**Stated problem**.
Return each line of the listing below, unchanged, and omit the images.
☆ ☆ ☆ ☆ ☆
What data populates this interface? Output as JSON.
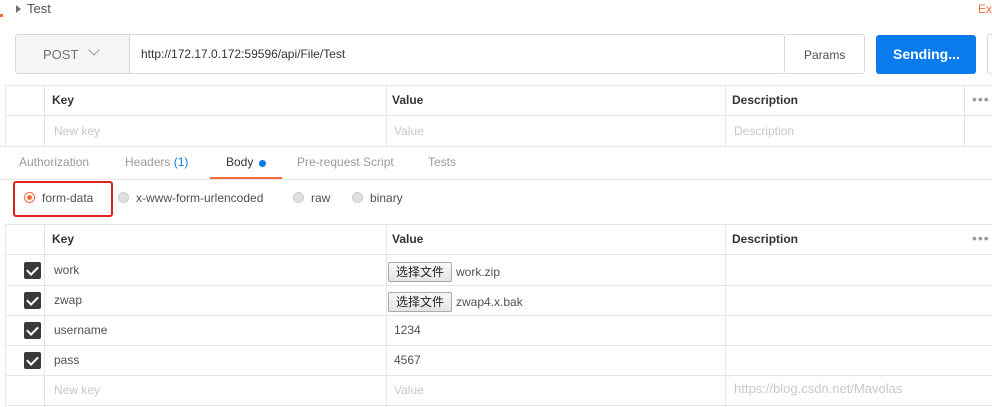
{
  "header": {
    "title": "Test",
    "right_label": "Ex"
  },
  "request": {
    "method": "POST",
    "url": "http://172.17.0.172:59596/api/File/Test",
    "params_label": "Params",
    "send_label": "Sending..."
  },
  "params_table": {
    "columns": [
      "Key",
      "Value",
      "Description"
    ],
    "placeholder_row": {
      "key": "New key",
      "value": "Value",
      "description": "Description"
    }
  },
  "tabs": [
    {
      "label": "Authorization"
    },
    {
      "label": "Headers",
      "count": "(1)"
    },
    {
      "label": "Body"
    },
    {
      "label": "Pre-request Script"
    },
    {
      "label": "Tests"
    }
  ],
  "body_types": [
    {
      "label": "form-data",
      "selected": true
    },
    {
      "label": "x-www-form-urlencoded",
      "selected": false
    },
    {
      "label": "raw",
      "selected": false
    },
    {
      "label": "binary",
      "selected": false
    }
  ],
  "form_table": {
    "columns": [
      "Key",
      "Value",
      "Description"
    ],
    "rows": [
      {
        "key": "work",
        "file_button": "选择文件",
        "value": "work.zip",
        "checked": true
      },
      {
        "key": "zwap",
        "file_button": "选择文件",
        "value": "zwap4.x.bak",
        "checked": true
      },
      {
        "key": "username",
        "value": "1234",
        "checked": true
      },
      {
        "key": "pass",
        "value": "4567",
        "checked": true
      }
    ],
    "placeholder_row": {
      "key": "New key",
      "value": "Value",
      "description": "Description"
    }
  },
  "watermark": "https://blog.csdn.net/Mavolas",
  "colors": {
    "accent": "#f26b3a",
    "primary": "#097bed",
    "highlight_box": "#e02020"
  }
}
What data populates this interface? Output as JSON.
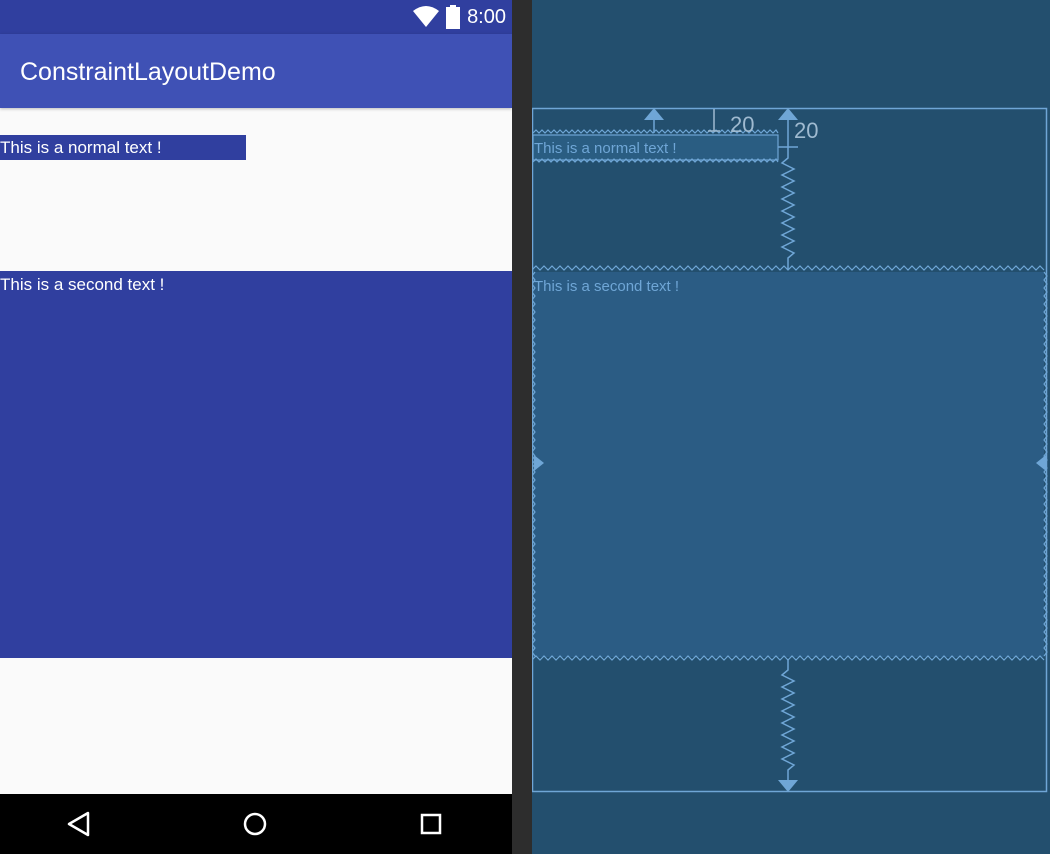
{
  "status_bar": {
    "time": "8:00",
    "icons": [
      "wifi-icon",
      "battery-icon"
    ]
  },
  "app_bar": {
    "title": "ConstraintLayoutDemo"
  },
  "content": {
    "normal_text": "This is a normal text !",
    "second_text": "This is a second text !"
  },
  "nav_bar": {
    "icons": [
      "back-icon",
      "home-icon",
      "recents-icon"
    ]
  },
  "blueprint": {
    "normal_text": "This is a normal text !",
    "second_text": "This is a second text !",
    "margin_left": "20",
    "margin_top": "20"
  },
  "colors": {
    "primary": "#3f51b5",
    "primary_dark": "#303f9f",
    "blueprint_bg": "#234f6e",
    "blueprint_line": "#6fa6d6"
  }
}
☆ ☆ ☆ ☆ ☆
**Correct response**.
What data populates this interface? Output as JSON.
{
  "header": {
    "title": "Test",
    "right_label": "Ex"
  },
  "request": {
    "method": "POST",
    "url": "http://172.17.0.172:59596/api/File/Test",
    "params_label": "Params",
    "send_label": "Sending..."
  },
  "params_table": {
    "columns": [
      "Key",
      "Value",
      "Description"
    ],
    "placeholder_row": {
      "key": "New key",
      "value": "Value",
      "description": "Description"
    }
  },
  "tabs": [
    {
      "label": "Authorization"
    },
    {
      "label": "Headers",
      "count": "(1)"
    },
    {
      "label": "Body"
    },
    {
      "label": "Pre-request Script"
    },
    {
      "label": "Tests"
    }
  ],
  "body_types": [
    {
      "label": "form-data",
      "selected": true
    },
    {
      "label": "x-www-form-urlencoded",
      "selected": false
    },
    {
      "label": "raw",
      "selected": false
    },
    {
      "label": "binary",
      "selected": false
    }
  ],
  "form_table": {
    "columns": [
      "Key",
      "Value",
      "Description"
    ],
    "rows": [
      {
        "key": "work",
        "file_button": "选择文件",
        "value": "work.zip",
        "checked": true
      },
      {
        "key": "zwap",
        "file_button": "选择文件",
        "value": "zwap4.x.bak",
        "checked": true
      },
      {
        "key": "username",
        "value": "1234",
        "checked": true
      },
      {
        "key": "pass",
        "value": "4567",
        "checked": true
      }
    ],
    "placeholder_row": {
      "key": "New key",
      "value": "Value",
      "description": "Description"
    }
  },
  "watermark": "https://blog.csdn.net/Mavolas",
  "colors": {
    "accent": "#f26b3a",
    "primary": "#097bed",
    "highlight_box": "#e02020"
  }
}
What data populates this interface? Output as JSON.
{
  "status_bar": {
    "time": "8:00",
    "icons": [
      "wifi-icon",
      "battery-icon"
    ]
  },
  "app_bar": {
    "title": "ConstraintLayoutDemo"
  },
  "content": {
    "normal_text": "This is a normal text !",
    "second_text": "This is a second text !"
  },
  "nav_bar": {
    "icons": [
      "back-icon",
      "home-icon",
      "recents-icon"
    ]
  },
  "blueprint": {
    "normal_text": "This is a normal text !",
    "second_text": "This is a second text !",
    "margin_left": "20",
    "margin_top": "20"
  },
  "colors": {
    "primary": "#3f51b5",
    "primary_dark": "#303f9f",
    "blueprint_bg": "#234f6e",
    "blueprint_line": "#6fa6d6"
  }
}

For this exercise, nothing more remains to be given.